## AUFGABE
Kannst du aus den Einträgen alles von der Zeile mit "Extract all elements" bis hinunter zur Zeile mit "candle-body bbox=[487, 399, 494, 403]" wörtlich zitieren, beide Zeilen eingeschlossen?

## Auflistungen von Elementen und Bereichen

• • • •

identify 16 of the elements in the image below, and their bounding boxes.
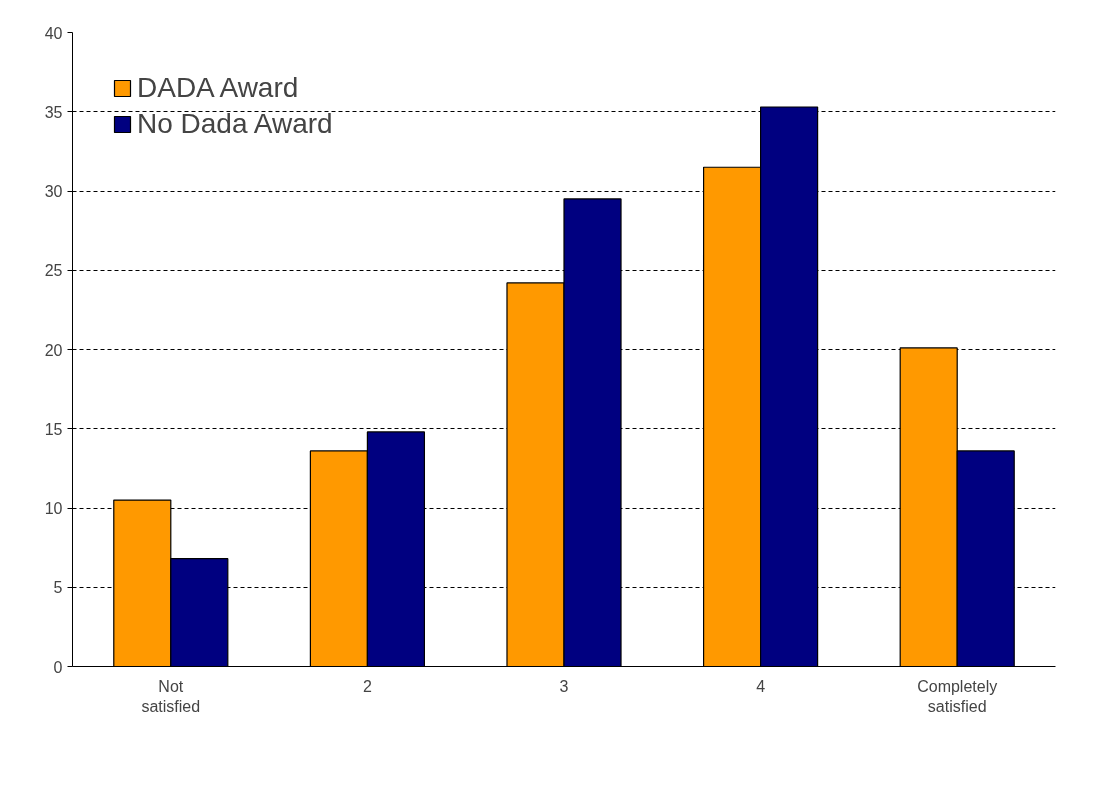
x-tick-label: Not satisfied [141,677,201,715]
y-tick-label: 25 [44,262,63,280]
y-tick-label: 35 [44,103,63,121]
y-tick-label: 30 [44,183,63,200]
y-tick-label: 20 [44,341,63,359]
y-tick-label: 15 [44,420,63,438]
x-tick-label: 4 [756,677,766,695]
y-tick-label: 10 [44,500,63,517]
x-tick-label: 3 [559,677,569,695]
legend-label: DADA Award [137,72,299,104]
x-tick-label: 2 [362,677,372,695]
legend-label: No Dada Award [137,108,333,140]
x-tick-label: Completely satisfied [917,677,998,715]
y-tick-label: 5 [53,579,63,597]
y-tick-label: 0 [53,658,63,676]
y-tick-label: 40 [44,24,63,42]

• • • •

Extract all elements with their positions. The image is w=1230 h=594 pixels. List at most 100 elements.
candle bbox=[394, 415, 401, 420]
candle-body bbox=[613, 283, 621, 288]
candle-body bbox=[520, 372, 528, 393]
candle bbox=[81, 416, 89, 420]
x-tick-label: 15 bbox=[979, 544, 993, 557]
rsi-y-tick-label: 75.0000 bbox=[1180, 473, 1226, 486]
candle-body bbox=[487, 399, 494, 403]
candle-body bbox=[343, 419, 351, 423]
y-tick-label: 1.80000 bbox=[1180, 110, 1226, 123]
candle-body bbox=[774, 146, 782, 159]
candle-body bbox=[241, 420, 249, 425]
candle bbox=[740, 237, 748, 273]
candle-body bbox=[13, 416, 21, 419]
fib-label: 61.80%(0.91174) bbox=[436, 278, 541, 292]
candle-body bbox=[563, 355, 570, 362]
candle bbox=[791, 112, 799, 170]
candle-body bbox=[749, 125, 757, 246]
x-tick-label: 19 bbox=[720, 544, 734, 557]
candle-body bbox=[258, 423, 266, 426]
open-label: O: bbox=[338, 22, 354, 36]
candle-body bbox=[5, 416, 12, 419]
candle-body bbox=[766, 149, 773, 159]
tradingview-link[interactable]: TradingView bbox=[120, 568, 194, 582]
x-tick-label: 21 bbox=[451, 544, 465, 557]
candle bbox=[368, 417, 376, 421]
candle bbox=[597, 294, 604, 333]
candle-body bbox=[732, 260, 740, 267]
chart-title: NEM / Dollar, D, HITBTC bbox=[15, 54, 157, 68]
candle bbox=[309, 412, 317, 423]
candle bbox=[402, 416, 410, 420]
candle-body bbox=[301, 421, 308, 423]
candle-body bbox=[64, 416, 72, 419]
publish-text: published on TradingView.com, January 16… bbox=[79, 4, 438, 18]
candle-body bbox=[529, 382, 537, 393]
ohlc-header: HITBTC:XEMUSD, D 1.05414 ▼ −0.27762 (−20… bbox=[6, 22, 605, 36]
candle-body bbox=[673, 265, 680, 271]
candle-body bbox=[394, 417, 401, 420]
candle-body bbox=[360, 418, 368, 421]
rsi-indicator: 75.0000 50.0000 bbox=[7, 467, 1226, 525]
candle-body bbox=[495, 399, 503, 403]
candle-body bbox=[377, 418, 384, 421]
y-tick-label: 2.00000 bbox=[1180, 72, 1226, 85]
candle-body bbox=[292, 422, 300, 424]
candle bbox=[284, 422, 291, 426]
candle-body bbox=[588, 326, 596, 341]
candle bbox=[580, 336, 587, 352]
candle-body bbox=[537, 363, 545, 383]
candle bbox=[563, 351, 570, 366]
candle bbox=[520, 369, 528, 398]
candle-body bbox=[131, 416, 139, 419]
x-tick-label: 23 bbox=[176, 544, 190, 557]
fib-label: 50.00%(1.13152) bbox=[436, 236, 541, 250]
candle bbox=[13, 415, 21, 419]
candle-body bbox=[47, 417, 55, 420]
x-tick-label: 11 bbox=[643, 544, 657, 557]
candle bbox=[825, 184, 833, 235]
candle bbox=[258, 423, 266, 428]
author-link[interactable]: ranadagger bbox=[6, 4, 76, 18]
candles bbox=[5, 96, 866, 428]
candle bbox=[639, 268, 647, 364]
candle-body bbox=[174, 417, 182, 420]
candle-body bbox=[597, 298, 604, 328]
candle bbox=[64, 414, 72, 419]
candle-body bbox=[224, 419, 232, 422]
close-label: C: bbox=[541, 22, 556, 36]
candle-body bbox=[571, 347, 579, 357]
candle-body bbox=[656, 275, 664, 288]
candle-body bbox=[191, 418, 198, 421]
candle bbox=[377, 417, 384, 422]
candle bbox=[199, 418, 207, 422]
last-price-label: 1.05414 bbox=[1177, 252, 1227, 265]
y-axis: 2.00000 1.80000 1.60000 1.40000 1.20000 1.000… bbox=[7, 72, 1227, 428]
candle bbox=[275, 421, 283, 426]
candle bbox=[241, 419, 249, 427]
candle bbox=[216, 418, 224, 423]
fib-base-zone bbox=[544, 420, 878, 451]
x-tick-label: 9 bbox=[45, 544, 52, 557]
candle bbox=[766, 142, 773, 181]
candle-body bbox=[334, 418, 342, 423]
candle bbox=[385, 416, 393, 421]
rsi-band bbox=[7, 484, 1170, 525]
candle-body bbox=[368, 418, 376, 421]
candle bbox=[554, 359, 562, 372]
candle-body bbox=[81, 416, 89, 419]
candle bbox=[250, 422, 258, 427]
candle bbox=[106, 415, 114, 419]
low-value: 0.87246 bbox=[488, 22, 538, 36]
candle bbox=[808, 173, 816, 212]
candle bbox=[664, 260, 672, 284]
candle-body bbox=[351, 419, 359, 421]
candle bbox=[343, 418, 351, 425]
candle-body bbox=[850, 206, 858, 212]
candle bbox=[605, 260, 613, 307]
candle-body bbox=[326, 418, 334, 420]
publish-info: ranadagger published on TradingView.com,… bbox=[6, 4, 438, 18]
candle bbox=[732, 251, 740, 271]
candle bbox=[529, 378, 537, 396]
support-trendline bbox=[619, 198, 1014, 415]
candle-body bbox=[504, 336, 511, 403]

• • • •

## LÖSUNG
Extract all elements with their positions. The image is w=1230 h=594 pixels. List at most 100 elements.
candle bbox=[394, 415, 401, 420]
candle-body bbox=[613, 283, 621, 288]
candle-body bbox=[520, 372, 528, 393]
candle bbox=[81, 416, 89, 420]
x-tick-label: 15 bbox=[979, 544, 993, 557]
rsi-y-tick-label: 75.0000 bbox=[1180, 473, 1226, 486]
candle-body bbox=[487, 399, 494, 403]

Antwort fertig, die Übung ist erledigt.